§ **Source passage**:
....

CODEWITHSUNDEEP
phpjqueryhtml
Polo
Polo

Reputation: 159

Form not sending data via POST

I have this code (it's an include), but the thing is that when I send the form the $_POST data is not being sent. Im checking for $_POST data like this

if(isset($_POST['ft_upload']) && $_POST['ft_upload'] == 1){
    //$usuario -> uploadFirstTime2($db);
    echo "ok";
}

and the code for the form is

<div class="ft_userImage" style="background: url(<?php echo $usuario -> getProfileImage(); ?>);"></div>


<p class="ft_step2_continue"><?=$TEXT_BUTTONS['continue'];?></p>

<form action="" method="POST" class="ft_step2_form_upload">
    <input type="hidden" name="ft_upload" value="1" />
</form>

<script>
    $("p.ft_step2_continue").click(function(){
        $(".ft_step2_form_upload").submit();
    });
</script>

Upvotes: 0

Views: 5901

Answers (4)

Fabio Branco da Silva
Fabio Branco da Silva

Reputation: 15

I think you want transfer a file to server??? if yes:

<form method="POST" action="this-file-name.php" enctype="multiform/form-data">
 Your Photo:
 <input type="file" name="filet" required="required">
 <input type="submit" value="Send Photo">
</form>

<?php
 if(isset($_FILES['filet'])) {
  $dir = './my_dir_name/';
  $file_name = $_FILES['filet']['name'];
  $doit = @move_uploaded_file($_FILES['filet']['tmp_name'],$dir.$file_name);
  if($doit) {
   echo 'File '.$file_name.' uploaded';
  }
 }
?>

Upvotes: 0

Ibram Marzouk
Ibram Marzouk

Reputation: 5

You need to specify the action attribute.

....

§ **The records**:
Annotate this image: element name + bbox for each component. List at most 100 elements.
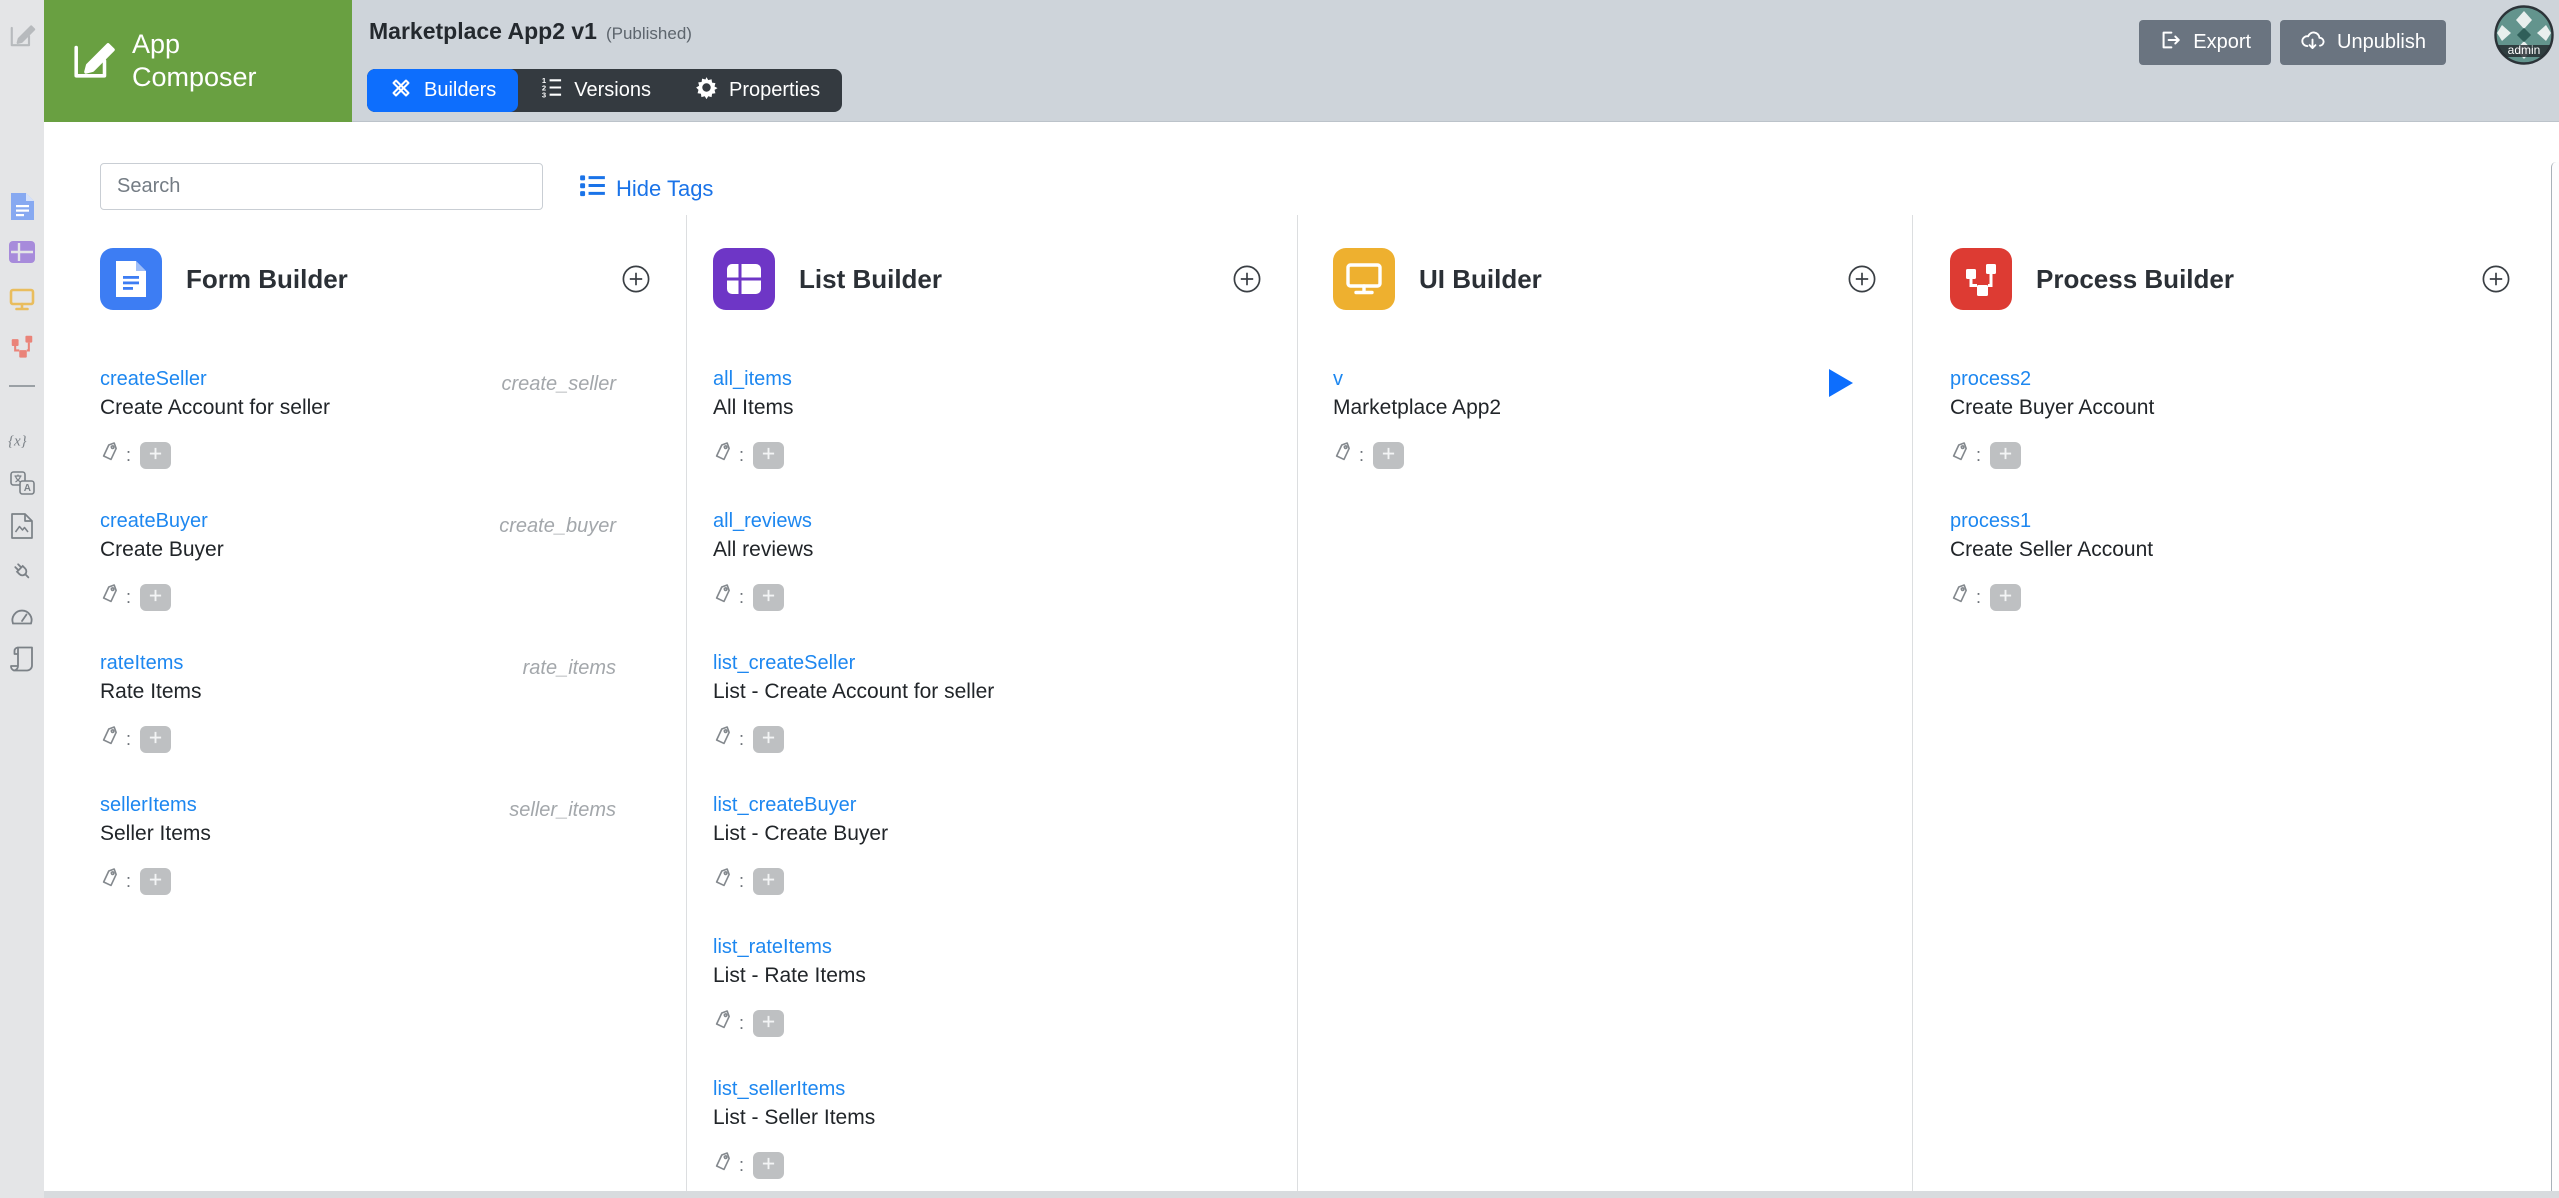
page-title: Marketplace App2 v1(Published): [369, 18, 692, 45]
add-tag-button[interactable]: [1990, 584, 2021, 611]
item-name-link[interactable]: all_reviews: [713, 508, 812, 534]
export-button[interactable]: Export: [2139, 20, 2271, 65]
tag-icon: [100, 726, 121, 752]
builder-columns: Form BuildercreateSellerCreate Account f…: [44, 215, 2546, 1192]
add-tag-button[interactable]: [753, 584, 784, 611]
item-description: Rate Items: [100, 677, 650, 707]
tag-colon: :: [1976, 445, 1981, 466]
item-description: All Items: [713, 393, 1261, 423]
add-tag-button[interactable]: [1373, 442, 1404, 469]
horizontal-scrollbar[interactable]: [44, 1191, 2559, 1198]
item-name-link[interactable]: sellerItems: [100, 792, 197, 818]
tab-properties[interactable]: Properties: [673, 69, 842, 112]
sidebar-item-process-mini-icon[interactable]: [6, 333, 38, 359]
run-app-button[interactable]: [1828, 368, 1854, 398]
add-tag-button[interactable]: [140, 584, 171, 611]
item-description: All reviews: [713, 535, 1261, 565]
sidebar-item-ui-mini-icon[interactable]: [6, 286, 38, 312]
tag-colon: :: [126, 587, 131, 608]
column-ui-builder: UI BuildervMarketplace App2:: [1298, 215, 1913, 1192]
app-title: Marketplace App2 v1: [369, 18, 597, 44]
tag-colon: :: [739, 1013, 744, 1034]
plus-icon: [148, 872, 163, 890]
tag-icon: [713, 442, 734, 468]
add-process-builder-button[interactable]: [2482, 265, 2510, 293]
builder-tabbar: Builders123Versions Properties: [367, 69, 842, 112]
sidebar-item-gauge-icon[interactable]: [6, 603, 38, 629]
tab-versions[interactable]: 123Versions: [518, 69, 673, 112]
item-list: process2Create Buyer Account:process1Cre…: [1950, 366, 2510, 650]
properties-icon: [695, 76, 718, 105]
tag-colon: :: [739, 1155, 744, 1176]
item-name-link[interactable]: all_items: [713, 366, 792, 392]
add-tag-button[interactable]: [753, 1152, 784, 1179]
builder-item-list-createseller: list_createSellerList - Create Account f…: [713, 650, 1261, 792]
builder-item-createseller: createSellerCreate Account for seller:cr…: [100, 366, 650, 508]
plus-icon: [1998, 446, 2013, 464]
tag-icon: [713, 1152, 734, 1178]
logo-line-2: Composer: [132, 61, 257, 94]
item-name-link[interactable]: process2: [1950, 366, 2031, 392]
builder-item-all-items: all_itemsAll Items:: [713, 366, 1261, 508]
top-actions: ExportUnpublish admin: [2139, 0, 2554, 122]
column-form-builder: Form BuildercreateSellerCreate Account f…: [44, 215, 687, 1192]
svg-text:{x}: {x}: [8, 434, 27, 450]
list-bullets-icon: [579, 172, 606, 205]
add-form-builder-button[interactable]: [622, 265, 650, 293]
tag-icon: [713, 1010, 734, 1036]
tag-colon: :: [739, 729, 744, 750]
builder-item-all-reviews: all_reviewsAll reviews:: [713, 508, 1261, 650]
svg-text:3: 3: [542, 91, 546, 99]
item-name-link[interactable]: createBuyer: [100, 508, 208, 534]
unpublish-button[interactable]: Unpublish: [2280, 20, 2446, 65]
sidebar-item-variables-icon[interactable]: {x}: [6, 427, 38, 453]
add-tag-button[interactable]: [140, 442, 171, 469]
form-icon: [100, 248, 162, 310]
tag-icon: [713, 868, 734, 894]
column-title: List Builder: [799, 264, 942, 295]
avatar[interactable]: admin: [2494, 5, 2554, 65]
tag-colon: :: [1359, 445, 1364, 466]
tab-label: Properties: [729, 79, 820, 102]
add-tag-button[interactable]: [140, 726, 171, 753]
search-input[interactable]: [100, 163, 543, 210]
plus-icon: [761, 446, 776, 464]
add-tag-button[interactable]: [753, 868, 784, 895]
sidebar-item-list-mini-icon[interactable]: [6, 239, 38, 265]
add-tag-button[interactable]: [753, 1010, 784, 1037]
add-tag-button[interactable]: [140, 868, 171, 895]
item-name-link[interactable]: list_createSeller: [713, 650, 855, 676]
builder-item-selleritems: sellerItemsSeller Items:seller_items: [100, 792, 650, 934]
add-tag-button[interactable]: [753, 726, 784, 753]
item-description: List - Seller Items: [713, 1103, 1261, 1133]
item-description: Create Seller Account: [1950, 535, 2510, 565]
sidebar-item-script-icon[interactable]: [6, 646, 38, 672]
item-name-link[interactable]: list_sellerItems: [713, 1076, 845, 1102]
add-tag-button[interactable]: [753, 442, 784, 469]
item-list: all_itemsAll Items:all_reviewsAll review…: [713, 366, 1261, 1192]
item-name-link[interactable]: v: [1333, 366, 1343, 392]
sidebar-item-form-mini-icon[interactable]: [6, 193, 38, 219]
tag-colon: :: [739, 445, 744, 466]
sidebar-item-image-file-icon[interactable]: [6, 513, 38, 539]
builder-item-list-selleritems: list_sellerItemsList - Seller Items:: [713, 1076, 1261, 1192]
add-list-builder-button[interactable]: [1233, 265, 1261, 293]
sidebar-item-connector-icon[interactable]: [6, 558, 38, 584]
sidebar-item-translate-icon[interactable]: A: [6, 470, 38, 496]
item-description: List - Create Account for seller: [713, 677, 1261, 707]
hide-tags-button[interactable]: Hide Tags: [579, 172, 713, 205]
vertical-scrollbar[interactable]: [2551, 162, 2559, 1191]
add-tag-button[interactable]: [1990, 442, 2021, 469]
item-name-link[interactable]: list_createBuyer: [713, 792, 856, 818]
item-name-link[interactable]: rateItems: [100, 650, 183, 676]
app-composer-logo: App Composer: [44, 0, 352, 122]
item-name-link[interactable]: process1: [1950, 508, 2031, 534]
sidebar-item-compose-muted-icon[interactable]: [6, 22, 38, 48]
item-name-link[interactable]: list_rateItems: [713, 934, 832, 960]
add-ui-builder-button[interactable]: [1848, 265, 1876, 293]
item-name-link[interactable]: createSeller: [100, 366, 207, 392]
tab-builders[interactable]: Builders: [367, 69, 518, 112]
tag-row: :: [1950, 582, 2510, 612]
column-list-builder: List Builderall_itemsAll Items:all_revie…: [687, 215, 1298, 1192]
tag-colon: :: [126, 871, 131, 892]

....

§ **Required work**:
1) According to the forum thread about a form not sending POST data, what does Ibram Marzouk say must be specified?
2) In the records, reproduce without changes the lines starting with the one that contains "page-title: Marketplace App2" and ending with the one that contains "sidebar-item-process-mini-icon[interactable]: [6, 333, 38, 359]", both included.
The forum thread and the records are unrelated to each other.

§ **Answers for the tasks**:
1) The action attribute.

2)
page-title: Marketplace App2 v1(Published): [369, 18, 692, 45]
add-tag-button[interactable]: [1990, 584, 2021, 611]
item-name-link[interactable]: all_reviews: [713, 508, 812, 534]
export-button[interactable]: Export: [2139, 20, 2271, 65]
tag-icon: [100, 726, 121, 752]
builder-columns: Form BuildercreateSellerCreate Account f…: [44, 215, 2546, 1192]
add-tag-button[interactable]: [753, 584, 784, 611]
item-description: Rate Items: [100, 677, 650, 707]
tag-colon: :: [1976, 445, 1981, 466]
item-description: All Items: [713, 393, 1261, 423]
add-tag-button[interactable]: [1373, 442, 1404, 469]
horizontal-scrollbar[interactable]: [44, 1191, 2559, 1198]
item-name-link[interactable]: sellerItems: [100, 792, 197, 818]
tab-properties[interactable]: Properties: [673, 69, 842, 112]
sidebar-item-process-mini-icon[interactable]: [6, 333, 38, 359]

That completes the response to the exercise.